Exercise aim | Only lines with the word "screenshot" are needed; collect each of them from the listing below.

Dataset rows |
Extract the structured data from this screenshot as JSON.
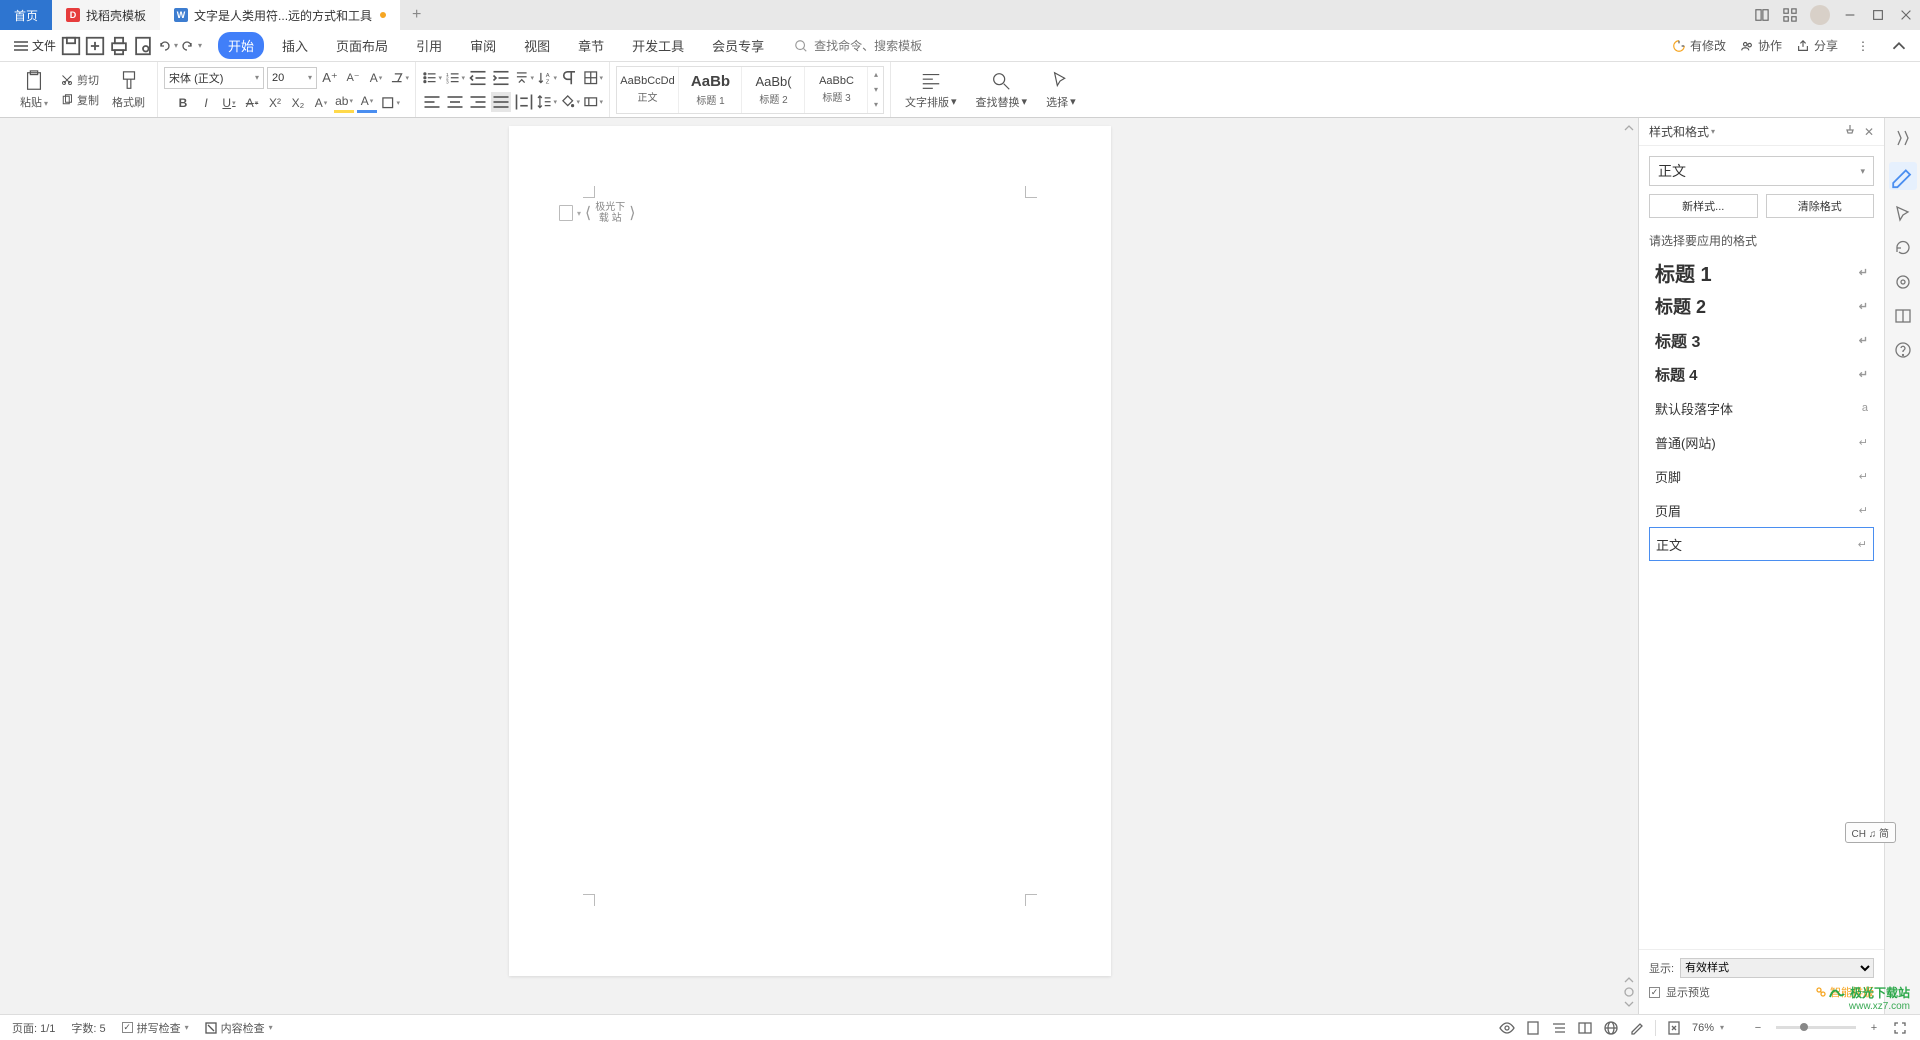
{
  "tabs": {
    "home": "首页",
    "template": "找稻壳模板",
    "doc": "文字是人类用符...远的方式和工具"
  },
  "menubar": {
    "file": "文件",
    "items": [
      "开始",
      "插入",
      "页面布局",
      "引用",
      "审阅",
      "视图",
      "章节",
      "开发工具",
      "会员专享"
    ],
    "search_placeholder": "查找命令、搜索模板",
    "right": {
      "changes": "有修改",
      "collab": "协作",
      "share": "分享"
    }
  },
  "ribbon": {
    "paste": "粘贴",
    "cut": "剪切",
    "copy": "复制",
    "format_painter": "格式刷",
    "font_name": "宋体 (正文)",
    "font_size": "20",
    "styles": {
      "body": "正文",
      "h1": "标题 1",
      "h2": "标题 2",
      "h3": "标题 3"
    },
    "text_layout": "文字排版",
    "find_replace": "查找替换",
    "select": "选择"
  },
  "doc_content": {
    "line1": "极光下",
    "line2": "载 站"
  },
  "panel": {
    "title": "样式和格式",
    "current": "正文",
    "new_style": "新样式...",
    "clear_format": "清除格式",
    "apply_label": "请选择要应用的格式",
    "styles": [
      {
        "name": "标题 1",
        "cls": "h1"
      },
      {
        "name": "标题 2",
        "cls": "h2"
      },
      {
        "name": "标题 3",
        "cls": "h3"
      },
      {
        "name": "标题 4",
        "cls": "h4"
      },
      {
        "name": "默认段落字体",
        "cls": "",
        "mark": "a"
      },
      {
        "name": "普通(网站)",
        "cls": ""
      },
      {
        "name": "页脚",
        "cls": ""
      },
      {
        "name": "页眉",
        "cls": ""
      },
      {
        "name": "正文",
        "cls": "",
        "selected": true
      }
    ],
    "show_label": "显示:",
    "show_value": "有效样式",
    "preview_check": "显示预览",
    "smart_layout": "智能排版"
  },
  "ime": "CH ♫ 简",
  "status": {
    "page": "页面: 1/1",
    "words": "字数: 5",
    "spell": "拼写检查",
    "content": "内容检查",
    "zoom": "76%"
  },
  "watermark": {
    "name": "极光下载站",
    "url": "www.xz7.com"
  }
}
==
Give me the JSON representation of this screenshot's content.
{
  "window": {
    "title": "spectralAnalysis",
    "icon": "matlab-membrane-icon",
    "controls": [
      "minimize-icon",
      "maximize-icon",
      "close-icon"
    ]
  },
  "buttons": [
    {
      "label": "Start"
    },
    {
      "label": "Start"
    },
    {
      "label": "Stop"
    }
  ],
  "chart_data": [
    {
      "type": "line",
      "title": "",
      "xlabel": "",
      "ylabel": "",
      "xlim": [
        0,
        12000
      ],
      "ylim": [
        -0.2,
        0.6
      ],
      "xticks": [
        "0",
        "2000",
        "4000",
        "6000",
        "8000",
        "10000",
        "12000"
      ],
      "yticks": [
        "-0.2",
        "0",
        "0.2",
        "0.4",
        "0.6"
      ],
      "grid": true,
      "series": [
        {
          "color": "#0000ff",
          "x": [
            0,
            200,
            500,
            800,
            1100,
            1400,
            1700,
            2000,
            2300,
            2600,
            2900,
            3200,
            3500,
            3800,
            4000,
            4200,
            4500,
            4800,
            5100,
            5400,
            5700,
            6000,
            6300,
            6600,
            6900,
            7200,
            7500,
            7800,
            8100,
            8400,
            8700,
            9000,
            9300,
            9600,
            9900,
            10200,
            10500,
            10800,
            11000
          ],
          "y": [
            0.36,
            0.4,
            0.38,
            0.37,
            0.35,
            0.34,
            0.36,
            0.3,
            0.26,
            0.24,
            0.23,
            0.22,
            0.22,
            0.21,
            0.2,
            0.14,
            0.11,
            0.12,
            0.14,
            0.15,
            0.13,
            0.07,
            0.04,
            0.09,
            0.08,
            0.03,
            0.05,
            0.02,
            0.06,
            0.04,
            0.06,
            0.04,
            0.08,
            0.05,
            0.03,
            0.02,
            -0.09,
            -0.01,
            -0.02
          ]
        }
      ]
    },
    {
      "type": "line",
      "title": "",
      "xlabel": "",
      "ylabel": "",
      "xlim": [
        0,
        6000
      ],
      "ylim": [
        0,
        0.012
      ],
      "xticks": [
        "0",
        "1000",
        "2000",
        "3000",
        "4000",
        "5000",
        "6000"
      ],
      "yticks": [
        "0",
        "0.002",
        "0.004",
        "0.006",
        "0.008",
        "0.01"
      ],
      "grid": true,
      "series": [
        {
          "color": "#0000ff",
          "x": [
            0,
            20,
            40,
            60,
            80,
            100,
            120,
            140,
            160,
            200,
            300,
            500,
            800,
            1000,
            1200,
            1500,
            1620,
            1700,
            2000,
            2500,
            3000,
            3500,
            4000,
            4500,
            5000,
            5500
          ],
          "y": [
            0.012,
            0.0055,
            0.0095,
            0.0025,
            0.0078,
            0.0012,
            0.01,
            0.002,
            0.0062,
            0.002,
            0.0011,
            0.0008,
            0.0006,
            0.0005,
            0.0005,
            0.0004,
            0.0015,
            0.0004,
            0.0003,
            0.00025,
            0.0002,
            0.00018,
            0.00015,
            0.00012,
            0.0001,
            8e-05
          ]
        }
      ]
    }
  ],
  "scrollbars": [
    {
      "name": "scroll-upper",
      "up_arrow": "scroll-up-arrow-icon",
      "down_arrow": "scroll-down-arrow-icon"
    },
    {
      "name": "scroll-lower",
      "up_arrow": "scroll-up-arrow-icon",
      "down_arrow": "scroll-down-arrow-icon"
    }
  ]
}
==
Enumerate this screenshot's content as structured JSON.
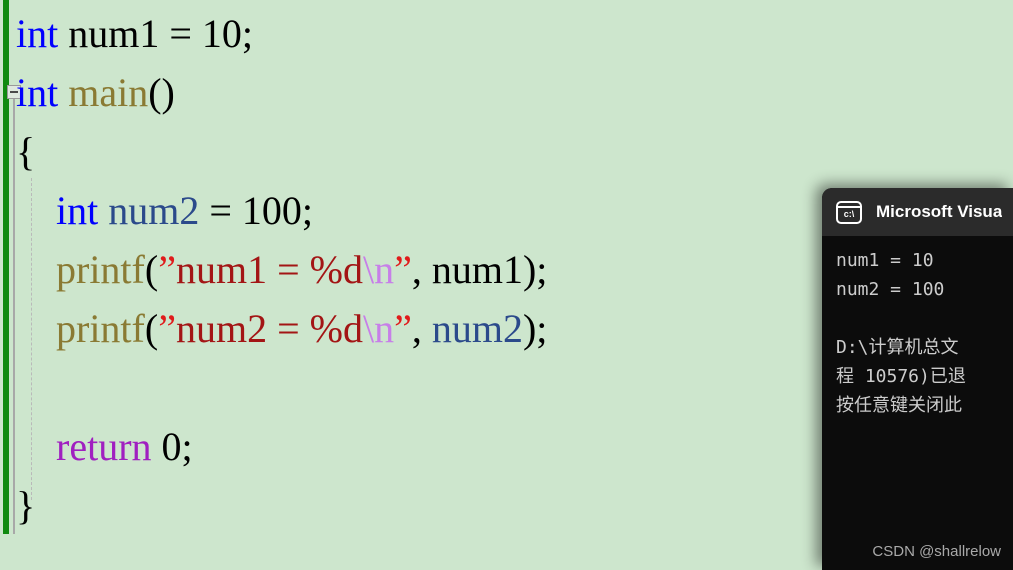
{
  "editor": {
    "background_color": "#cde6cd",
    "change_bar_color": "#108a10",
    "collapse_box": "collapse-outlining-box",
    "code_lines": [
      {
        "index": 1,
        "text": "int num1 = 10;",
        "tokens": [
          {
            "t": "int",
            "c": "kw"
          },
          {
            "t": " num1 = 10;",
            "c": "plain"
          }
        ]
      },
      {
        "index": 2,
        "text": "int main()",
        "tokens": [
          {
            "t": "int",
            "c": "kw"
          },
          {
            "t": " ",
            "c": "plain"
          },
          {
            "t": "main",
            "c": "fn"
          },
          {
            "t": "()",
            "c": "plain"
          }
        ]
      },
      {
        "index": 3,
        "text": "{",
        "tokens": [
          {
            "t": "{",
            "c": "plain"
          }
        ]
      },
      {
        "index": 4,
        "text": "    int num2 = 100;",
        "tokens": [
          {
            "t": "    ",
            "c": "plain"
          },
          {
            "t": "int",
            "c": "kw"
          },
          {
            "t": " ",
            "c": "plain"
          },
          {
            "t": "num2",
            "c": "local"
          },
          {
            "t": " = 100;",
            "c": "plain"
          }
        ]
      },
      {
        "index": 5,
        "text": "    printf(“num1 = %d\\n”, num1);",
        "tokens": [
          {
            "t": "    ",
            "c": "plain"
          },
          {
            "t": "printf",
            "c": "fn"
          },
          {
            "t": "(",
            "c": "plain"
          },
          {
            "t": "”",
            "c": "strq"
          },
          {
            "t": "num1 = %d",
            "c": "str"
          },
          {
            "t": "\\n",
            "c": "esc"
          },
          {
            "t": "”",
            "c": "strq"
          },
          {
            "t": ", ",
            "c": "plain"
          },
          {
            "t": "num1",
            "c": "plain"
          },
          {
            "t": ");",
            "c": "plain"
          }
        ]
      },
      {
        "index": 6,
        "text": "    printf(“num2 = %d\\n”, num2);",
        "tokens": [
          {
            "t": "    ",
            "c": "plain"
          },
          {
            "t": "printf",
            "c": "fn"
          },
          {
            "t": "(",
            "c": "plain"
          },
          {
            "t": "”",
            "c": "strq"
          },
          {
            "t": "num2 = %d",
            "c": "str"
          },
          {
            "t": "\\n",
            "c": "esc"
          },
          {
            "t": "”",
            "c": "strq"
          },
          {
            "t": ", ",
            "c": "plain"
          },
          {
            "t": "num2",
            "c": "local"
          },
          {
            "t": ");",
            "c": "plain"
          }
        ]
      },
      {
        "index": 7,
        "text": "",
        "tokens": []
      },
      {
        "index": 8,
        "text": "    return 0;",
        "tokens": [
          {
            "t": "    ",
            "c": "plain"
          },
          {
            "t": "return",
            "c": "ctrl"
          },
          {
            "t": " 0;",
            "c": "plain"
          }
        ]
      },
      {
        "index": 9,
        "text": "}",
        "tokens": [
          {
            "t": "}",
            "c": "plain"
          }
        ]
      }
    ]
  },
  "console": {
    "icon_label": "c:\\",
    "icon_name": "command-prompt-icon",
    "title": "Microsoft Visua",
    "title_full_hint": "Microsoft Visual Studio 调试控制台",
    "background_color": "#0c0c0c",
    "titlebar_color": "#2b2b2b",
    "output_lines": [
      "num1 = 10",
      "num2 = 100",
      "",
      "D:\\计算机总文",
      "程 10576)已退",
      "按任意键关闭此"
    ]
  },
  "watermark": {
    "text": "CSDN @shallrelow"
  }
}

Exercise response |
Extract the structured data from this screenshot as JSON.
Give me the JSON representation of this screenshot's content.
Enumerate this screenshot's content as structured JSON.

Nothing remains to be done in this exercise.